ECLI:NL:RBHAA:2010:BN4350

Rechtbank Haarlem

Datum uitspraak
5 augustus 2010
Publicatiedatum
5 april 2013
Zaaknummer
455622 / CV EXPL 10-2164
Instantie
Rechtbank Haarlem
Type
Uitspraak
Rechtsgebied
Civiel recht
Procedures
  • Eerste aanleg - enkelvoudig
Rechters
  • C.A. van Dijk
Vindplaatsen
  • Rechtspraak.nl
AI samenvatting door LexboostAutomatisch gegenereerd

Arbeidsconflict en loonvordering na ziekteverzuim

In deze zaak vorderde eiser, een werknemer van Nachtwacht Glasservice B.V., betaling van loon na een periode van ziekteverzuim. Eiser had zich ziek gemeld na een conflict met een collega, waarbij hij zich bedreigd voelde. Nachtwacht had de loonbetaling stopgezet, omdat eiser niet meewerkte aan zijn re-integratie. Eiser betwistte de oordelen van de bedrijfsarts en het UWV, en stelde dat zijn arbeidsongeschiktheid voortkwam uit de omstandigheden binnen het bedrijf. De kantonrechter oordeelde dat de arbeidsongeschiktheid van eiser niet mede veroorzaakt was door de werkomstandigheden bij Nachtwacht. Eiser had zich onttrokken aan zijn verplichting om mee te werken aan re-integratie, wat leidde tot de afwijzing van zijn vordering. De rechter concludeerde dat Nachtwacht voldoende had gedaan om de situatie te verbeteren en dat eiser geen recht had op loon over de periode waarin hij niet werkte, ondanks dat hij geschikt was geacht voor gedeeltelijke werkhervatting. De vordering van eiser werd afgewezen en hij werd veroordeeld tot betaling van de proceskosten.

----------------------------------------

Beantwoord alstublieft deze vragen over de uitspraak hierboven:
1. Op welke datum werd de uitspraak gedaan?
2. Welke rechter wordt bij de uitspraak vermeld?
3. Waarom had Nachtwacht de loonbetaling stopgezet?
De lijst die nu volgt is apart materiaal en hoort niet bij de uitspraak.

#### [VERZAMELDE GEGEVENS]
----------------------------------------

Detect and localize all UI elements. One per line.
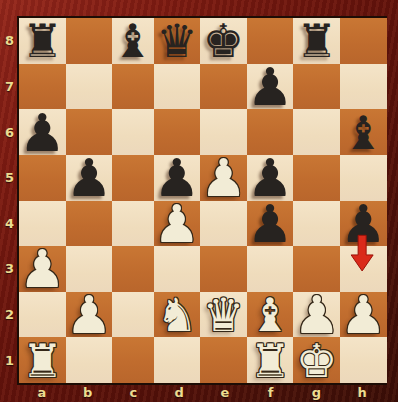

----------------------------------------

#### [ANTWOORD]
1. Op 5 augustus 2010.
2. C.A. van Dijk.
3. Omdat eiser niet meewerkte aan zijn re-integratie.